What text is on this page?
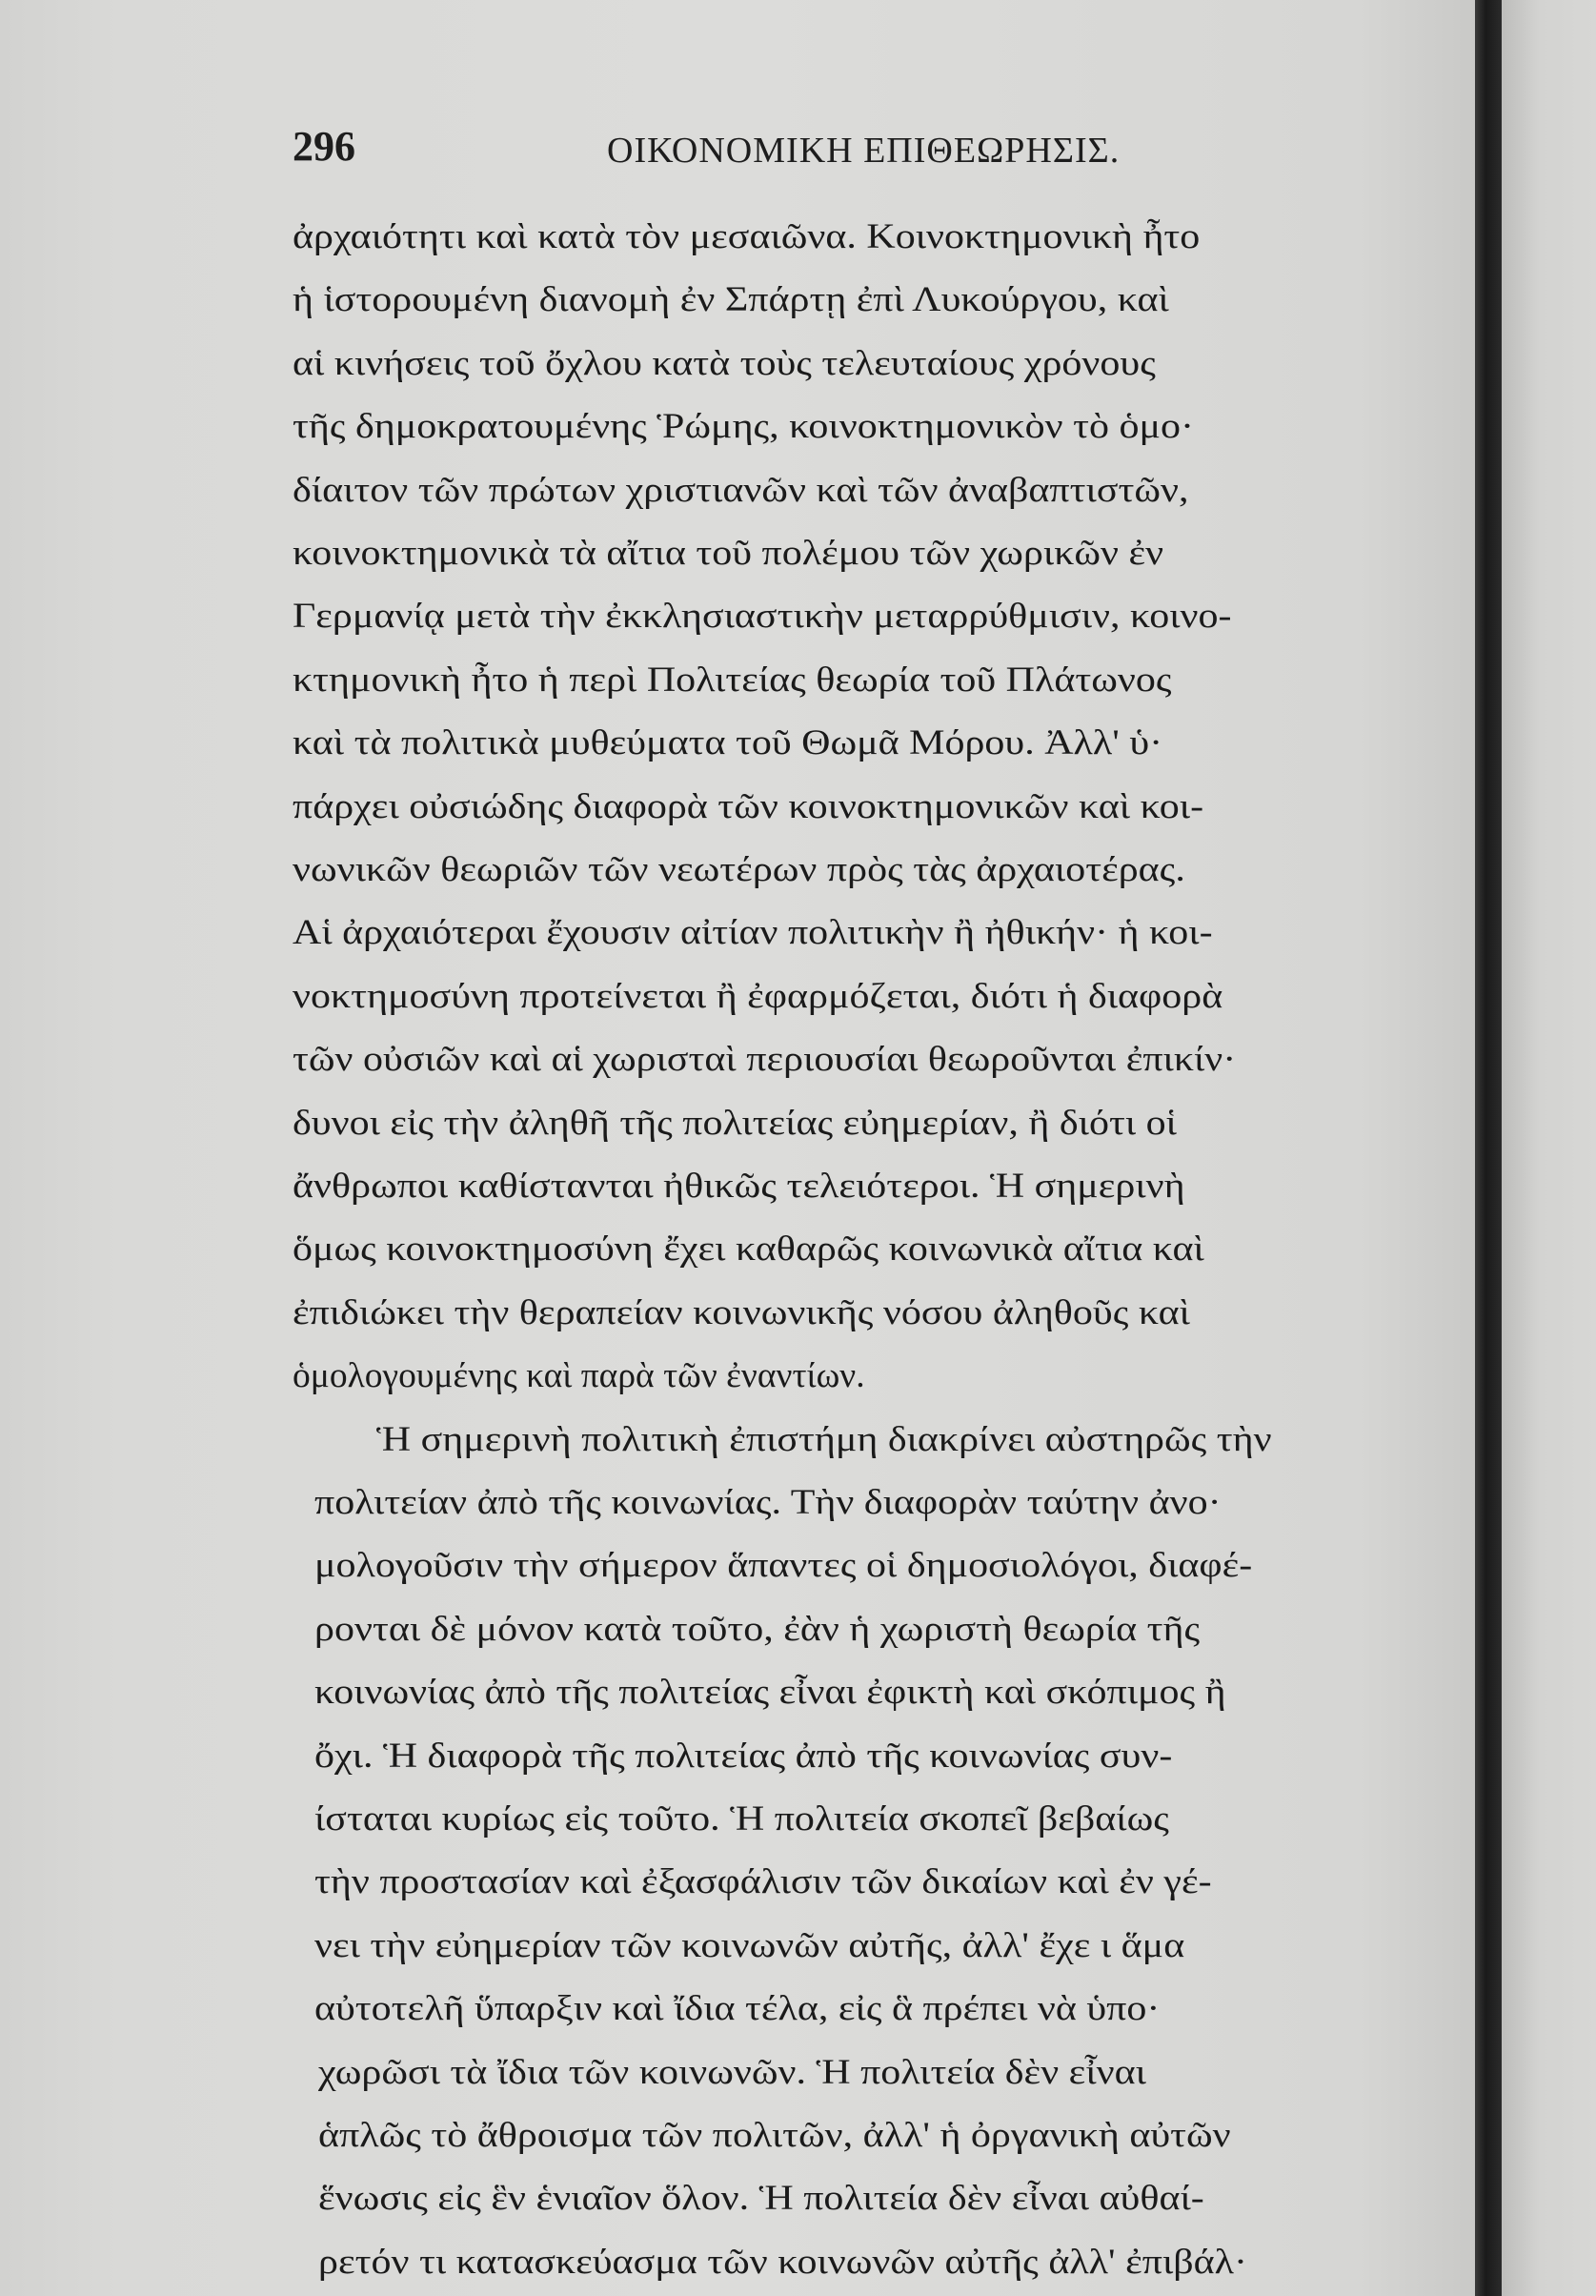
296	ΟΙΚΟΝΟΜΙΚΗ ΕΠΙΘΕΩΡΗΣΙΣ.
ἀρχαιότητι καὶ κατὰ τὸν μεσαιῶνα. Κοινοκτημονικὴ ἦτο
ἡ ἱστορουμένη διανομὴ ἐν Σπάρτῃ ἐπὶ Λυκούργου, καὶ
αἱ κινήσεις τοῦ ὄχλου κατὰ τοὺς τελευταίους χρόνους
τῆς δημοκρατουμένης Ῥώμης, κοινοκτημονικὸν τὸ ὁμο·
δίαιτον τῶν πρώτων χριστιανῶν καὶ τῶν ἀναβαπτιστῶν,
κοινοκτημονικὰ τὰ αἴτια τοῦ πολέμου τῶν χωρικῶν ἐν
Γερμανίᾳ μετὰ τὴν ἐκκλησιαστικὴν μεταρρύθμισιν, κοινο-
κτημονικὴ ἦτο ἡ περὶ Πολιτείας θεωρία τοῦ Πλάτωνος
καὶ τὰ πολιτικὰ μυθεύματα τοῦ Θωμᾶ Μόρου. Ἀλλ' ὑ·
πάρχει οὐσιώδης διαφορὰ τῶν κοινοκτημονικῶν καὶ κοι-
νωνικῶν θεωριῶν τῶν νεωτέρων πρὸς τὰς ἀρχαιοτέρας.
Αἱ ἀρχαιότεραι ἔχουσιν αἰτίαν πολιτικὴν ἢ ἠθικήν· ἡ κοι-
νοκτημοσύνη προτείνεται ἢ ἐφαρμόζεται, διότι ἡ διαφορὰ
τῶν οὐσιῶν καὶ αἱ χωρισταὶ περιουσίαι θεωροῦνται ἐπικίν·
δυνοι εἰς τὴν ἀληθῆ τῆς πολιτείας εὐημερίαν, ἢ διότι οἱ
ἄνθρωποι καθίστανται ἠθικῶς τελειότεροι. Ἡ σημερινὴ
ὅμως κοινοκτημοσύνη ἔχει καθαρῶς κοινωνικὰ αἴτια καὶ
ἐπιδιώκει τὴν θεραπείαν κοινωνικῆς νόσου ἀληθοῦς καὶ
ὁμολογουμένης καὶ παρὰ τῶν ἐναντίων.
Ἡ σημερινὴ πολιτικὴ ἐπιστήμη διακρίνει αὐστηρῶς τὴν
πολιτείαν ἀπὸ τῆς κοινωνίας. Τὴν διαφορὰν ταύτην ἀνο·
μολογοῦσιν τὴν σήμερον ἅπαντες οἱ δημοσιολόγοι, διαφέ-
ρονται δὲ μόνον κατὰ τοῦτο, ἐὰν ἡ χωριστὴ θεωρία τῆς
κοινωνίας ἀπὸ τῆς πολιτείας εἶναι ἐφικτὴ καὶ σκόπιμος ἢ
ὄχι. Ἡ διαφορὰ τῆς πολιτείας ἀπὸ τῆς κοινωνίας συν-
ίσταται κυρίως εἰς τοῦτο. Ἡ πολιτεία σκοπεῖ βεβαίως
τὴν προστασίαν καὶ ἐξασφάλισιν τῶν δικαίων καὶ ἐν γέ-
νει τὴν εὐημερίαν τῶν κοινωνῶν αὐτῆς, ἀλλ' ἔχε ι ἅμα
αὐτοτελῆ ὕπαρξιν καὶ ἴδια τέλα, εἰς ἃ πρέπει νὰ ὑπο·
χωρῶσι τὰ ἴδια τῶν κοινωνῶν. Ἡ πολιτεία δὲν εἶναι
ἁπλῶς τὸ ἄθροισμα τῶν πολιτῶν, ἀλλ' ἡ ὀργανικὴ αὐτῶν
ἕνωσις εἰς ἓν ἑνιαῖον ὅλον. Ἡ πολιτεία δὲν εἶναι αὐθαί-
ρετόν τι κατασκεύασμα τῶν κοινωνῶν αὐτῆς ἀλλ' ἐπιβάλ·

****************************************

Set each line of the records down exactly, leaving every picture out.

What text is on this page?
296	ΟΙΚΟΝΟΜΙΚΗ ΕΠΙΘΕΩΡΗΣΙΣ.
ἀρχαιότητι καὶ κατὰ τὸν μεσαιῶνα. Κοινοκτημονικὴ ἦτο
ἡ ἱστορουμένη διανομὴ ἐν Σπάρτῃ ἐπὶ Λυκούργου, καὶ
αἱ κινήσεις τοῦ ὄχλου κατὰ τοὺς τελευταίους χρόνους
τῆς δημοκρατουμένης Ῥώμης, κοινοκτημονικὸν τὸ ὁμο·
δίαιτον τῶν πρώτων χριστιανῶν καὶ τῶν ἀναβαπτιστῶν,
κοινοκτημονικὰ τὰ αἴτια τοῦ πολέμου τῶν χωρικῶν ἐν
Γερμανίᾳ μετὰ τὴν ἐκκλησιαστικὴν μεταρρύθμισιν, κοινο-
κτημονικὴ ἦτο ἡ περὶ Πολιτείας θεωρία τοῦ Πλάτωνος
καὶ τὰ πολιτικὰ μυθεύματα τοῦ Θωμᾶ Μόρου. Ἀλλ' ὑ·
πάρχει οὐσιώδης διαφορὰ τῶν κοινοκτημονικῶν καὶ κοι-
νωνικῶν θεωριῶν τῶν νεωτέρων πρὸς τὰς ἀρχαιοτέρας.
Αἱ ἀρχαιότεραι ἔχουσιν αἰτίαν πολιτικὴν ἢ ἠθικήν· ἡ κοι-
νοκτημοσύνη προτείνεται ἢ ἐφαρμόζεται, διότι ἡ διαφορὰ
τῶν οὐσιῶν καὶ αἱ χωρισταὶ περιουσίαι θεωροῦνται ἐπικίν·
δυνοι εἰς τὴν ἀληθῆ τῆς πολιτείας εὐημερίαν, ἢ διότι οἱ
ἄνθρωποι καθίστανται ἠθικῶς τελειότεροι. Ἡ σημερινὴ
ὅμως κοινοκτημοσύνη ἔχει καθαρῶς κοινωνικὰ αἴτια καὶ
ἐπιδιώκει τὴν θεραπείαν κοινωνικῆς νόσου ἀληθοῦς καὶ
ὁμολογουμένης καὶ παρὰ τῶν ἐναντίων.
Ἡ σημερινὴ πολιτικὴ ἐπιστήμη διακρίνει αὐστηρῶς τὴν
πολιτείαν ἀπὸ τῆς κοινωνίας. Τὴν διαφορὰν ταύτην ἀνο·
μολογοῦσιν τὴν σήμερον ἅπαντες οἱ δημοσιολόγοι, διαφέ-
ρονται δὲ μόνον κατὰ τοῦτο, ἐὰν ἡ χωριστὴ θεωρία τῆς
κοινωνίας ἀπὸ τῆς πολιτείας εἶναι ἐφικτὴ καὶ σκόπιμος ἢ
ὄχι. Ἡ διαφορὰ τῆς πολιτείας ἀπὸ τῆς κοινωνίας συν-
ίσταται κυρίως εἰς τοῦτο. Ἡ πολιτεία σκοπεῖ βεβαίως
τὴν προστασίαν καὶ ἐξασφάλισιν τῶν δικαίων καὶ ἐν γέ-
νει τὴν εὐημερίαν τῶν κοινωνῶν αὐτῆς, ἀλλ' ἔχε ι ἅμα
αὐτοτελῆ ὕπαρξιν καὶ ἴδια τέλα, εἰς ἃ πρέπει νὰ ὑπο·
χωρῶσι τὰ ἴδια τῶν κοινωνῶν. Ἡ πολιτεία δὲν εἶναι
ἁπλῶς τὸ ἄθροισμα τῶν πολιτῶν, ἀλλ' ἡ ὀργανικὴ αὐτῶν
ἕνωσις εἰς ἓν ἑνιαῖον ὅλον. Ἡ πολιτεία δὲν εἶναι αὐθαί-
ρετόν τι κατασκεύασμα τῶν κοινωνῶν αὐτῆς ἀλλ' ἐπιβάλ·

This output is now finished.